Task brief –
Copy every line of the data in which the word "Rana" occurs.
##### Provided information #####
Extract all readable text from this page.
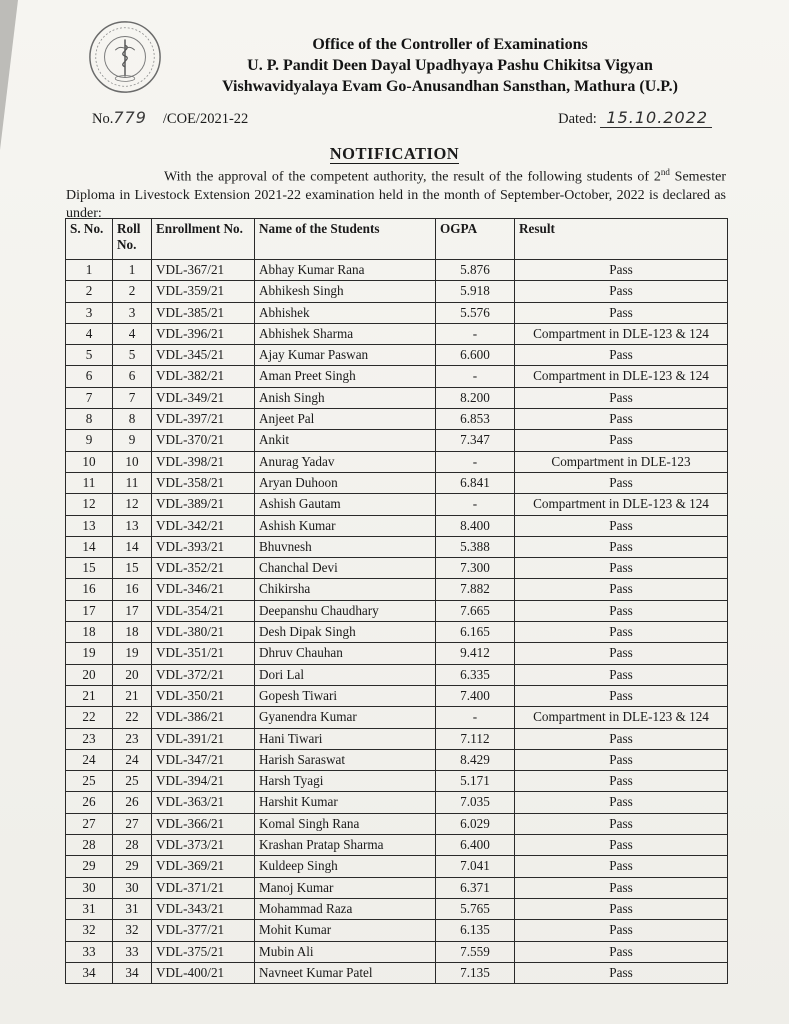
Office of the Controller of Examinations
U. P. Pandit Deen Dayal Upadhyaya Pashu Chikitsa Vigyan
Vishwavidyalaya Evam Go-Anusandhan Sansthan, Mathura (U.P.)
No.779 /COE/2021-22	Dated: 15.10.2022
NOTIFICATION
With the approval of the competent authority, the result of the following students of 2nd Semester Diploma in Livestock Extension 2021-22 examination held in the month of September-October, 2022 is declared as under:
S. No.	Roll No.	Enrollment No.	Name of the Students	OGPA	Result
1	1	VDL-367/21	Abhay Kumar Rana	5.876	Pass
2	2	VDL-359/21	Abhikesh Singh	5.918	Pass
3	3	VDL-385/21	Abhishek	5.576	Pass
4	4	VDL-396/21	Abhishek Sharma	-	Compartment in DLE-123 & 124
5	5	VDL-345/21	Ajay Kumar Paswan	6.600	Pass
6	6	VDL-382/21	Aman Preet Singh	-	Compartment in DLE-123 & 124
7	7	VDL-349/21	Anish Singh	8.200	Pass
8	8	VDL-397/21	Anjeet Pal	6.853	Pass
9	9	VDL-370/21	Ankit	7.347	Pass
10	10	VDL-398/21	Anurag Yadav	-	Compartment in DLE-123
11	11	VDL-358/21	Aryan Duhoon	6.841	Pass
12	12	VDL-389/21	Ashish Gautam	-	Compartment in DLE-123 & 124
13	13	VDL-342/21	Ashish Kumar	8.400	Pass
14	14	VDL-393/21	Bhuvnesh	5.388	Pass
15	15	VDL-352/21	Chanchal Devi	7.300	Pass
16	16	VDL-346/21	Chikirsha	7.882	Pass
17	17	VDL-354/21	Deepanshu Chaudhary	7.665	Pass
18	18	VDL-380/21	Desh Dipak Singh	6.165	Pass
19	19	VDL-351/21	Dhruv Chauhan	9.412	Pass
20	20	VDL-372/21	Dori Lal	6.335	Pass
21	21	VDL-350/21	Gopesh Tiwari	7.400	Pass
22	22	VDL-386/21	Gyanendra Kumar	-	Compartment in DLE-123 & 124
23	23	VDL-391/21	Hani Tiwari	7.112	Pass
24	24	VDL-347/21	Harish Saraswat	8.429	Pass
25	25	VDL-394/21	Harsh Tyagi	5.171	Pass
26	26	VDL-363/21	Harshit Kumar	7.035	Pass
27	27	VDL-366/21	Komal Singh Rana	6.029	Pass
28	28	VDL-373/21	Krashan Pratap Sharma	6.400	Pass
29	29	VDL-369/21	Kuldeep Singh	7.041	Pass
30	30	VDL-371/21	Manoj Kumar	6.371	Pass
31	31	VDL-343/21	Mohammad Raza	5.765	Pass
32	32	VDL-377/21	Mohit Kumar	6.135	Pass
33	33	VDL-375/21	Mubin Ali	7.559	Pass
34	34	VDL-400/21	Navneet Kumar Patel	7.135	Pass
#####
Written response –
1	1	VDL-367/21	Abhay Kumar Rana	5.876	Pass
27	27	VDL-366/21	Komal Singh Rana	6.029	Pass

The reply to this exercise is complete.